----- Records for this exercise
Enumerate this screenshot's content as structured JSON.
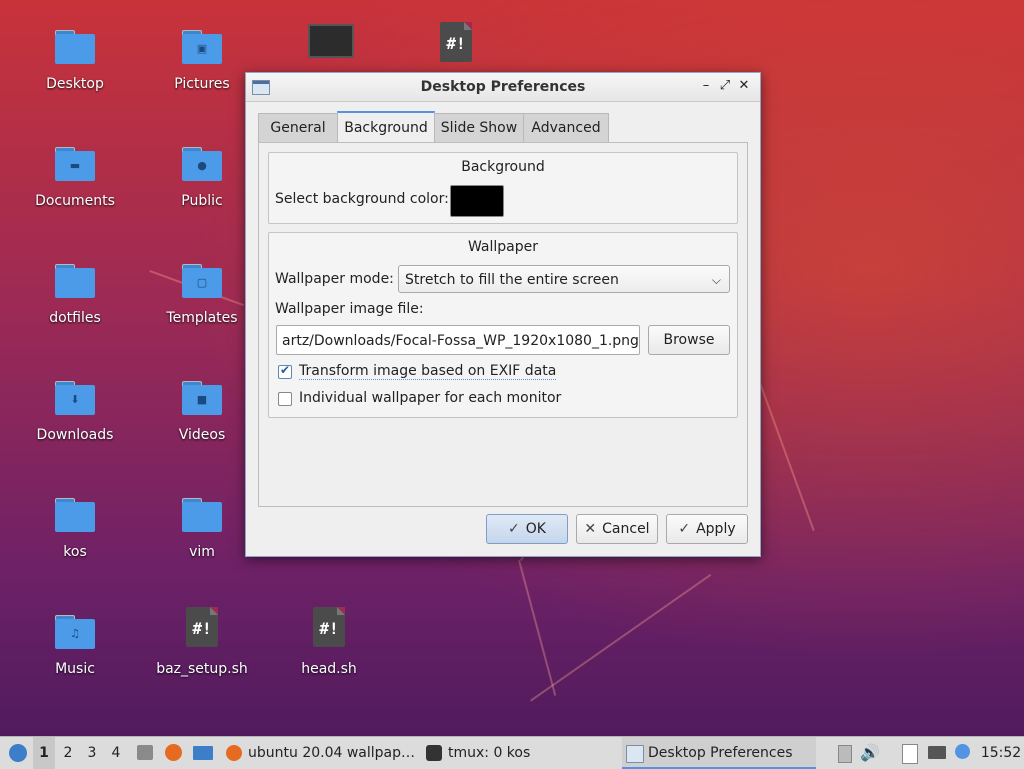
{
  "desktop": {
    "icons": [
      {
        "label": "Desktop",
        "kind": "folder",
        "emblem": ""
      },
      {
        "label": "Pictures",
        "kind": "folder",
        "emblem": "▣"
      },
      {
        "label": "",
        "kind": "monitor",
        "emblem": ""
      },
      {
        "label": "",
        "kind": "script",
        "emblem": "#!"
      },
      {
        "label": "Documents",
        "kind": "folder",
        "emblem": "▬"
      },
      {
        "label": "Public",
        "kind": "folder",
        "emblem": "●"
      },
      {
        "label": "dotfiles",
        "kind": "folder",
        "emblem": ""
      },
      {
        "label": "Templates",
        "kind": "folder",
        "emblem": "▢"
      },
      {
        "label": "Downloads",
        "kind": "folder",
        "emblem": "⬇"
      },
      {
        "label": "Videos",
        "kind": "folder",
        "emblem": "■"
      },
      {
        "label": "kos",
        "kind": "folder",
        "emblem": ""
      },
      {
        "label": "vim",
        "kind": "folder",
        "emblem": ""
      },
      {
        "label": "Music",
        "kind": "folder",
        "emblem": "♫"
      },
      {
        "label": "baz_setup.sh",
        "kind": "script",
        "emblem": "#!"
      },
      {
        "label": "head.sh",
        "kind": "script",
        "emblem": "#!"
      }
    ]
  },
  "dialog": {
    "title": "Desktop Preferences",
    "tabs": [
      "General",
      "Background",
      "Slide Show",
      "Advanced"
    ],
    "active_tab": "Background",
    "background_group": {
      "title": "Background",
      "color_label": "Select background color:",
      "color": "#000000"
    },
    "wallpaper_group": {
      "title": "Wallpaper",
      "mode_label": "Wallpaper mode:",
      "mode_value": "Stretch to fill the entire screen",
      "file_label": "Wallpaper image file:",
      "file_value": "artz/Downloads/Focal-Fossa_WP_1920x1080_1.png",
      "browse_label": "Browse",
      "exif_label": "Transform image based on EXIF data",
      "exif_checked": true,
      "per_monitor_label": "Individual wallpaper for each monitor",
      "per_monitor_checked": false
    },
    "buttons": {
      "ok": "OK",
      "cancel": "Cancel",
      "apply": "Apply"
    }
  },
  "taskbar": {
    "workspaces": [
      "1",
      "2",
      "3",
      "4"
    ],
    "active_workspace": "1",
    "tasks": [
      {
        "label": "ubuntu 20.04 wallpap…",
        "icon": "firefox-icon"
      },
      {
        "label": "tmux: 0 kos",
        "icon": "terminal-icon"
      },
      {
        "label": "Desktop Preferences",
        "icon": "window-icon"
      }
    ],
    "clock": "15:52"
  },
  "colors": {
    "accent": "#5294e2",
    "folder": "#4c9be8"
  }
}
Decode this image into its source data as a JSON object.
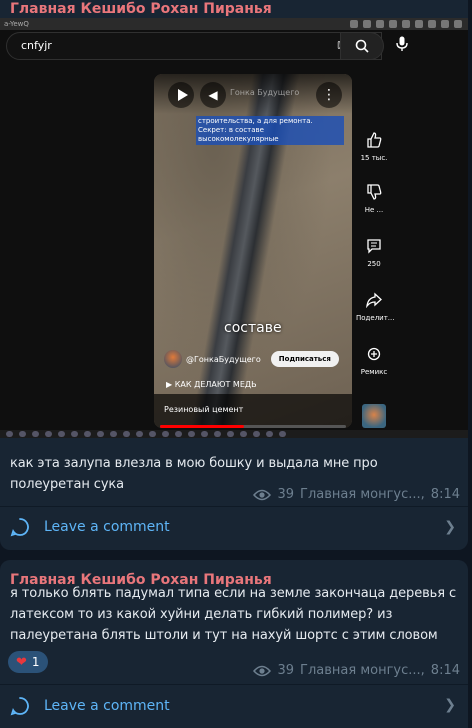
{
  "posts": [
    {
      "author": "Главная Кешибо Рохан Пиранья",
      "screenshot": {
        "tab_text": "a-YewQ",
        "search_query": "cnfyjr",
        "video": {
          "watermark": "Гонка Будущего",
          "overlay_text": "строительства, а для ремонта. Секрет: в составе высокомолекулярные",
          "subtitle": "составе",
          "channel": "@ГонкаБудущего",
          "subscribe": "Подписаться",
          "related": "▶ КАК ДЕЛАЮТ МЕДЬ",
          "title": "Резиновый цемент",
          "progress_fraction": 0.45
        },
        "side_actions": [
          {
            "icon": "thumbs-up-icon",
            "label": "15 тыс."
          },
          {
            "icon": "thumbs-down-icon",
            "label": "Не ..."
          },
          {
            "icon": "comment-icon",
            "label": "250"
          },
          {
            "icon": "share-icon",
            "label": "Поделит..."
          },
          {
            "icon": "remix-icon",
            "label": "Ремикс"
          }
        ]
      },
      "text": "как эта залупа влезла в мою бошку и выдала мне про полеуретан сука",
      "views": "39",
      "signature": "Главная монгус...",
      "time": "8:14",
      "comment_label": "Leave a comment"
    },
    {
      "author": "Главная Кешибо Рохан Пиранья",
      "text": "я только блять падумал типа если на земле закончаца деревья с латексом то из какой хуйни делать гибкий полимер? из палеуретана блять штоли и тут на нахуй шортс с этим словом",
      "reaction": {
        "emoji": "❤",
        "count": "1"
      },
      "views": "39",
      "signature": "Главная монгус...",
      "time": "8:14",
      "comment_label": "Leave a comment"
    }
  ],
  "colors": {
    "background": "#0e1621",
    "bubble": "#182533",
    "author": "#e8767b",
    "link": "#5eb5f7",
    "meta": "#6d7f8f"
  }
}
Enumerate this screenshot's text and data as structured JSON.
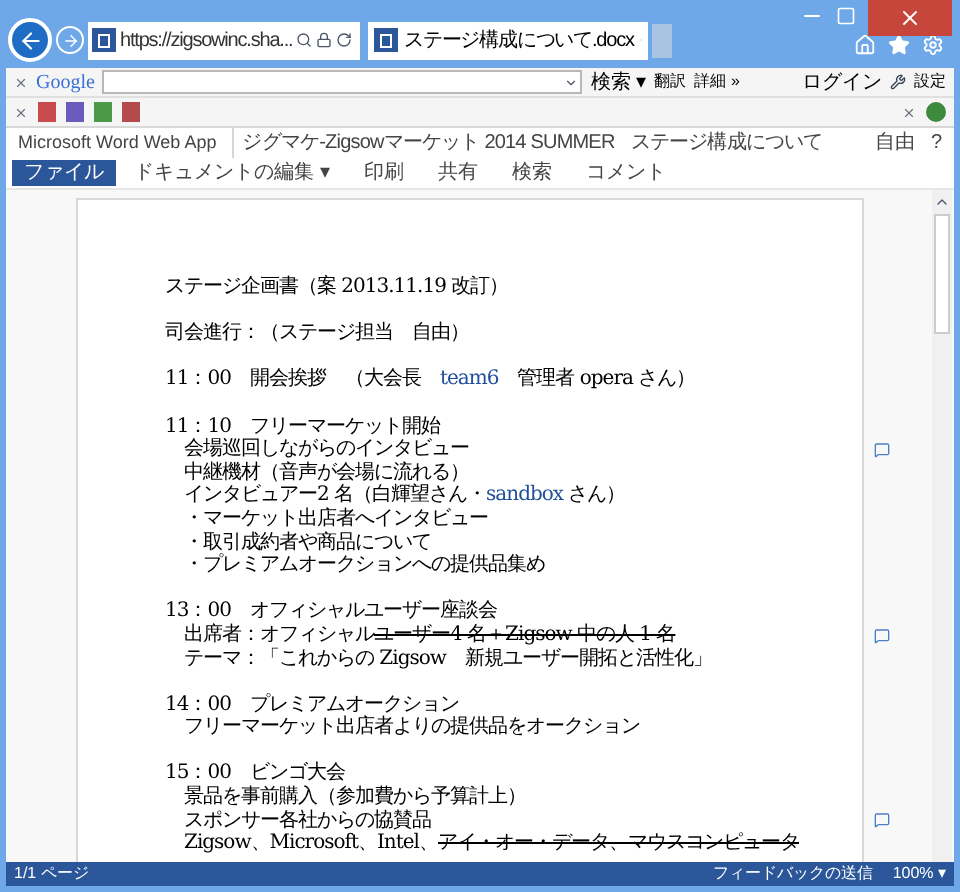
{
  "browser": {
    "address": "https://zigsowinc.sha...",
    "tab_title": "ステージ構成について.docx"
  },
  "google_toolbar": {
    "logo": "Google",
    "search_button": "検索 ▾",
    "translate_button": "翻訳",
    "more_button": "詳細 »",
    "login": "ログイン",
    "settings": "設定"
  },
  "word_header": {
    "app": "Microsoft Word Web App",
    "site": "ジグマケ-Zigsowマーケット 2014 SUMMER",
    "document": "ステージ構成について",
    "user": "自由",
    "help": "?"
  },
  "ribbon_tabs": [
    {
      "label": "ファイル",
      "selected": true
    },
    {
      "label": "ドキュメントの編集 ▾",
      "selected": false
    },
    {
      "label": "印刷",
      "selected": false
    },
    {
      "label": "共有",
      "selected": false
    },
    {
      "label": "検索",
      "selected": false
    },
    {
      "label": "コメント",
      "selected": false
    }
  ],
  "document": [
    {
      "lines": [
        {
          "segments": [
            {
              "text": "ステージ企画書（案 2013.11.19 改訂）",
              "kind": "plain"
            }
          ],
          "comment": false
        }
      ]
    },
    {
      "lines": [
        {
          "segments": [
            {
              "text": "司会進行：（ステージ担当　自由）",
              "kind": "plain"
            }
          ],
          "comment": false
        }
      ]
    },
    {
      "lines": [
        {
          "segments": [
            {
              "text": "11：00　開会挨拶　（大会長　",
              "kind": "plain"
            },
            {
              "text": "team6",
              "kind": "link"
            },
            {
              "text": "　管理者 opera さん）",
              "kind": "plain"
            }
          ],
          "comment": false
        }
      ]
    },
    {
      "lines": [
        {
          "segments": [
            {
              "text": "11：10　フリーマーケット開始",
              "kind": "plain"
            }
          ],
          "comment": false
        },
        {
          "segments": [
            {
              "text": "　会場巡回しながらのインタビュー",
              "kind": "plain"
            }
          ],
          "comment": true
        },
        {
          "segments": [
            {
              "text": "　中継機材（音声が会場に流れる）",
              "kind": "plain"
            }
          ],
          "comment": false
        },
        {
          "segments": [
            {
              "text": "　インタビュアー2 名（白輝望さん・",
              "kind": "plain"
            },
            {
              "text": "sandbox",
              "kind": "link"
            },
            {
              "text": " さん）",
              "kind": "plain"
            }
          ],
          "comment": false
        },
        {
          "segments": [
            {
              "text": "　・マーケット出店者へインタビュー",
              "kind": "plain"
            }
          ],
          "comment": false
        },
        {
          "segments": [
            {
              "text": "　・取引成約者や商品について",
              "kind": "plain"
            }
          ],
          "comment": false
        },
        {
          "segments": [
            {
              "text": "　・プレミアムオークションへの提供品集め",
              "kind": "plain"
            }
          ],
          "comment": false
        }
      ]
    },
    {
      "lines": [
        {
          "segments": [
            {
              "text": "13：00　オフィシャルユーザー座談会",
              "kind": "plain"
            }
          ],
          "comment": false
        },
        {
          "segments": [
            {
              "text": "　出席者：オフィシャル",
              "kind": "plain"
            },
            {
              "text": "ユーザー4 名＋Zigsow 中の人 1 名",
              "kind": "strike"
            }
          ],
          "comment": true
        },
        {
          "segments": [
            {
              "text": "　テーマ：「これからの Zigsow　新規ユーザー開拓と活性化」",
              "kind": "plain"
            }
          ],
          "comment": false
        }
      ]
    },
    {
      "lines": [
        {
          "segments": [
            {
              "text": "14：00　プレミアムオークション",
              "kind": "plain"
            }
          ],
          "comment": false
        },
        {
          "segments": [
            {
              "text": "　フリーマーケット出店者よりの提供品をオークション",
              "kind": "plain"
            }
          ],
          "comment": false
        }
      ]
    },
    {
      "lines": [
        {
          "segments": [
            {
              "text": "15：00　ビンゴ大会",
              "kind": "plain"
            }
          ],
          "comment": false
        },
        {
          "segments": [
            {
              "text": "　景品を事前購入（参加費から予算計上）",
              "kind": "plain"
            }
          ],
          "comment": false
        },
        {
          "segments": [
            {
              "text": "　スポンサー各社からの協賛品",
              "kind": "plain"
            }
          ],
          "comment": true
        },
        {
          "segments": [
            {
              "text": "　Zigsow、Microsoft、Intel、",
              "kind": "plain"
            },
            {
              "text": "アイ・オー・データ、マウスコンピュータ",
              "kind": "strike"
            }
          ],
          "comment": false
        }
      ]
    }
  ],
  "status_bar": {
    "page": "1/1 ページ",
    "feedback": "フィードバックの送信",
    "zoom": "100% ▾"
  }
}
----------
• **The problem**:
Copy out each line of the material that holds the word "image".

• **Written solution**:
      "file_label": "Wallpaper image file:",
      "exif_label": "Transform image based on EXIF data",
Decode this image into its source data as a JSON object.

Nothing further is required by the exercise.